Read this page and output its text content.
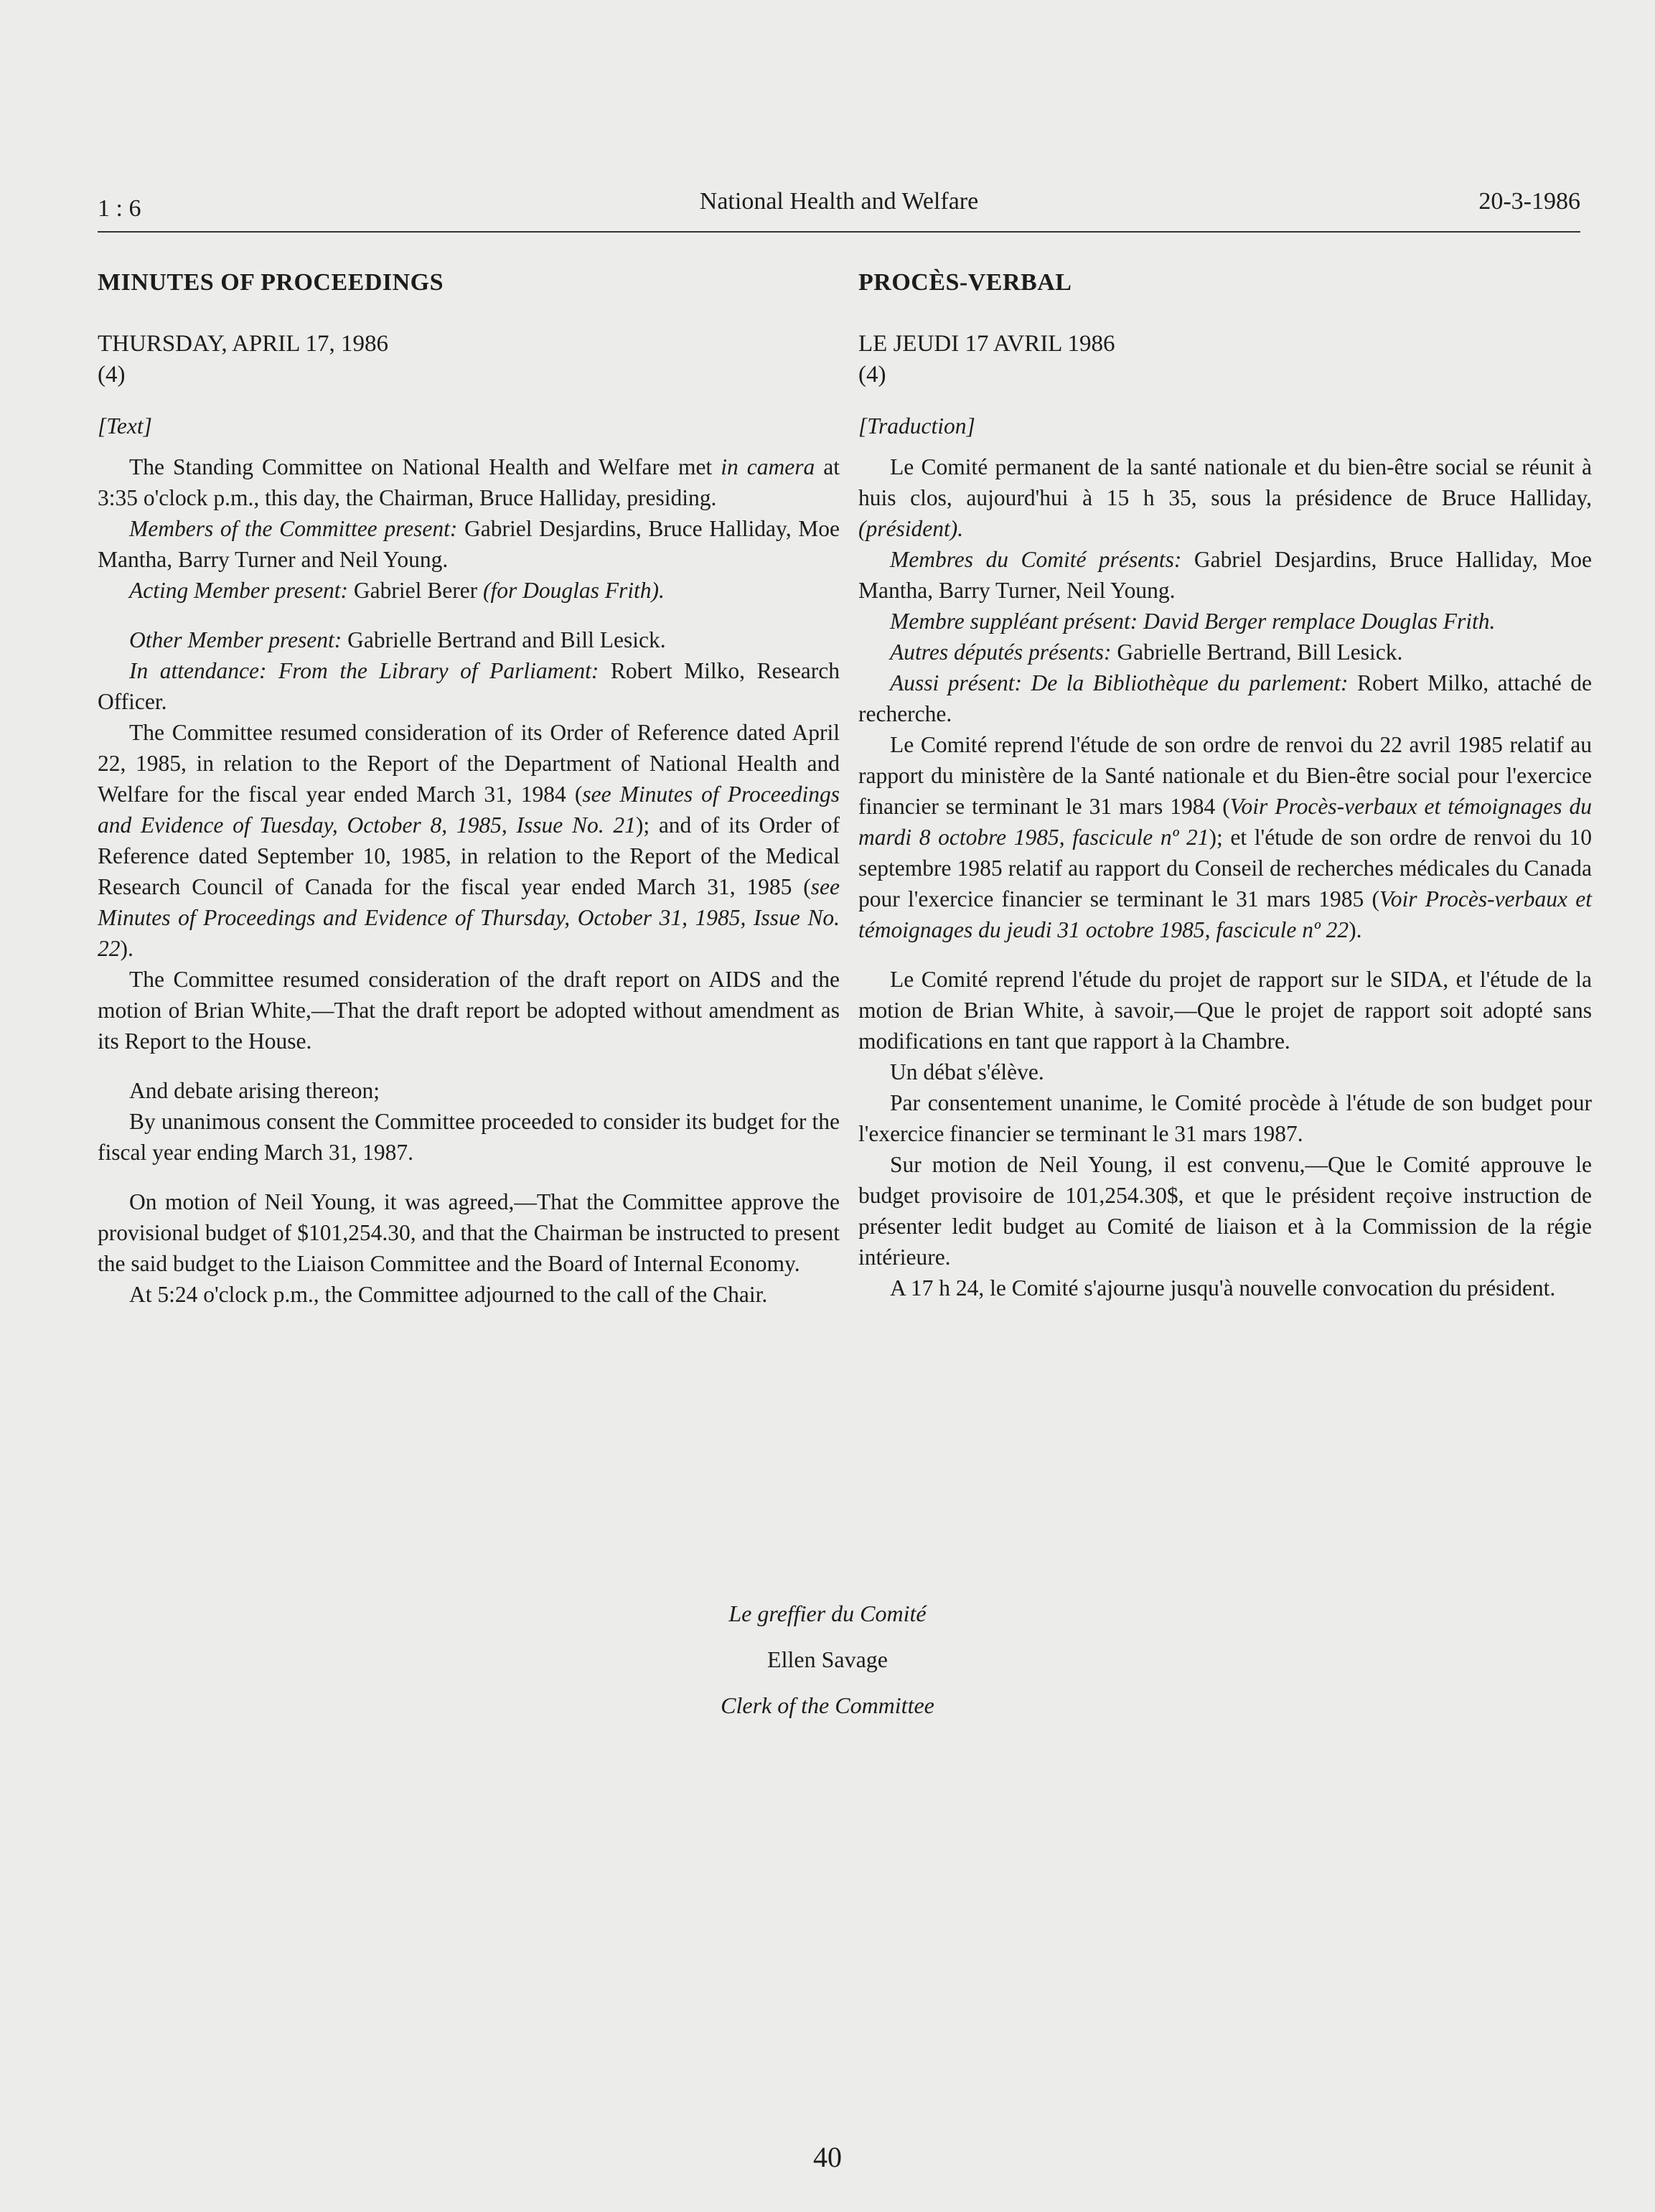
1 : 6	National Health and Welfare	20-3-1986
MINUTES OF PROCEEDINGS
THURSDAY, APRIL 17, 1986
(4)
[Text]

The Standing Committee on National Health and Welfare met in camera at 3:35 o'clock p.m., this day, the Chairman, Bruce Halliday, presiding.

Members of the Committee present: Gabriel Desjardins, Bruce Halliday, Moe Mantha, Barry Turner and Neil Young.

Acting Member present: Gabriel Berer (for Douglas Frith).

Other Member present: Gabrielle Bertrand and Bill Lesick.

In attendance: From the Library of Parliament: Robert Milko, Research Officer.

The Committee resumed consideration of its Order of Reference dated April 22, 1985, in relation to the Report of the Department of National Health and Welfare for the fiscal year ended March 31, 1984 (see Minutes of Proceedings and Evidence of Tuesday, October 8, 1985, Issue No. 21); and of its Order of Reference dated September 10, 1985, in relation to the Report of the Medical Research Council of Canada for the fiscal year ended March 31, 1985 (see Minutes of Proceedings and Evidence of Thursday, October 31, 1985, Issue No. 22).

The Committee resumed consideration of the draft report on AIDS and the motion of Brian White,—That the draft report be adopted without amendment as its Report to the House.

And debate arising thereon;

By unanimous consent the Committee proceeded to consider its budget for the fiscal year ending March 31, 1987.

On motion of Neil Young, it was agreed,—That the Committee approve the provisional budget of $101,254.30, and that the Chairman be instructed to present the said budget to the Liaison Committee and the Board of Internal Economy.

At 5:24 o'clock p.m., the Committee adjourned to the call of the Chair.

PROCÈS-VERBAL
LE JEUDI 17 AVRIL 1986
(4)
[Traduction]

Le Comité permanent de la santé nationale et du bien-être social se réunit à huis clos, aujourd'hui à 15 h 35, sous la présidence de Bruce Halliday, (président).

Membres du Comité présents: Gabriel Desjardins, Bruce Halliday, Moe Mantha, Barry Turner, Neil Young.

Membre suppléant présent: David Berger remplace Douglas Frith.

Autres députés présents: Gabrielle Bertrand, Bill Lesick.

Aussi présent: De la Bibliothèque du parlement: Robert Milko, attaché de recherche.

Le Comité reprend l'étude de son ordre de renvoi du 22 avril 1985 relatif au rapport du ministère de la Santé nationale et du Bien-être social pour l'exercice financier se terminant le 31 mars 1984 (Voir Procès-verbaux et témoignages du mardi 8 octobre 1985, fascicule nº 21); et l'étude de son ordre de renvoi du 10 septembre 1985 relatif au rapport du Conseil de recherches médicales du Canada pour l'exercice financier se terminant le 31 mars 1985 (Voir Procès-verbaux et témoignages du jeudi 31 octobre 1985, fascicule nº 22).

Le Comité reprend l'étude du projet de rapport sur le SIDA, et l'étude de la motion de Brian White, à savoir,—Que le projet de rapport soit adopté sans modifications en tant que rapport à la Chambre.

Un débat s'élève.

Par consentement unanime, le Comité procède à l'étude de son budget pour l'exercice financier se terminant le 31 mars 1987.

Sur motion de Neil Young, il est convenu,—Que le Comité approuve le budget provisoire de 101,254.30$, et que le président reçoive instruction de présenter ledit budget au Comité de liaison et à la Commission de la régie intérieure.

A 17 h 24, le Comité s'ajourne jusqu'à nouvelle convocation du président.

Le greffier du Comité
Ellen Savage
Clerk of the Committee
40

----

→ GIVEN EXERCISE: A faithful copy of the records above is needed, with the pictures left out.

→ ANSWER TO THIS EXERCISE:
Read this page and output its text content.
1 : 6	National Health and Welfare	20-3-1986
MINUTES OF PROCEEDINGS
THURSDAY, APRIL 17, 1986
(4)
[Text]

The Standing Committee on National Health and Welfare met in camera at 3:35 o'clock p.m., this day, the Chairman, Bruce Halliday, presiding.

Members of the Committee present: Gabriel Desjardins, Bruce Halliday, Moe Mantha, Barry Turner and Neil Young.

Acting Member present: Gabriel Berer (for Douglas Frith).

Other Member present: Gabrielle Bertrand and Bill Lesick.

In attendance: From the Library of Parliament: Robert Milko, Research Officer.

The Committee resumed consideration of its Order of Reference dated April 22, 1985, in relation to the Report of the Department of National Health and Welfare for the fiscal year ended March 31, 1984 (see Minutes of Proceedings and Evidence of Tuesday, October 8, 1985, Issue No. 21); and of its Order of Reference dated September 10, 1985, in relation to the Report of the Medical Research Council of Canada for the fiscal year ended March 31, 1985 (see Minutes of Proceedings and Evidence of Thursday, October 31, 1985, Issue No. 22).

The Committee resumed consideration of the draft report on AIDS and the motion of Brian White,—That the draft report be adopted without amendment as its Report to the House.

And debate arising thereon;

By unanimous consent the Committee proceeded to consider its budget for the fiscal year ending March 31, 1987.

On motion of Neil Young, it was agreed,—That the Committee approve the provisional budget of $101,254.30, and that the Chairman be instructed to present the said budget to the Liaison Committee and the Board of Internal Economy.

At 5:24 o'clock p.m., the Committee adjourned to the call of the Chair.

PROCÈS-VERBAL
LE JEUDI 17 AVRIL 1986
(4)
[Traduction]

Le Comité permanent de la santé nationale et du bien-être social se réunit à huis clos, aujourd'hui à 15 h 35, sous la présidence de Bruce Halliday, (président).

Membres du Comité présents: Gabriel Desjardins, Bruce Halliday, Moe Mantha, Barry Turner, Neil Young.

Membre suppléant présent: David Berger remplace Douglas Frith.

Autres députés présents: Gabrielle Bertrand, Bill Lesick.

Aussi présent: De la Bibliothèque du parlement: Robert Milko, attaché de recherche.

Le Comité reprend l'étude de son ordre de renvoi du 22 avril 1985 relatif au rapport du ministère de la Santé nationale et du Bien-être social pour l'exercice financier se terminant le 31 mars 1984 (Voir Procès-verbaux et témoignages du mardi 8 octobre 1985, fascicule nº 21); et l'étude de son ordre de renvoi du 10 septembre 1985 relatif au rapport du Conseil de recherches médicales du Canada pour l'exercice financier se terminant le 31 mars 1985 (Voir Procès-verbaux et témoignages du jeudi 31 octobre 1985, fascicule nº 22).

Le Comité reprend l'étude du projet de rapport sur le SIDA, et l'étude de la motion de Brian White, à savoir,—Que le projet de rapport soit adopté sans modifications en tant que rapport à la Chambre.

Un débat s'élève.

Par consentement unanime, le Comité procède à l'étude de son budget pour l'exercice financier se terminant le 31 mars 1987.

Sur motion de Neil Young, il est convenu,—Que le Comité approuve le budget provisoire de 101,254.30$, et que le président reçoive instruction de présenter ledit budget au Comité de liaison et à la Commission de la régie intérieure.

A 17 h 24, le Comité s'ajourne jusqu'à nouvelle convocation du président.

Le greffier du Comité
Ellen Savage
Clerk of the Committee
40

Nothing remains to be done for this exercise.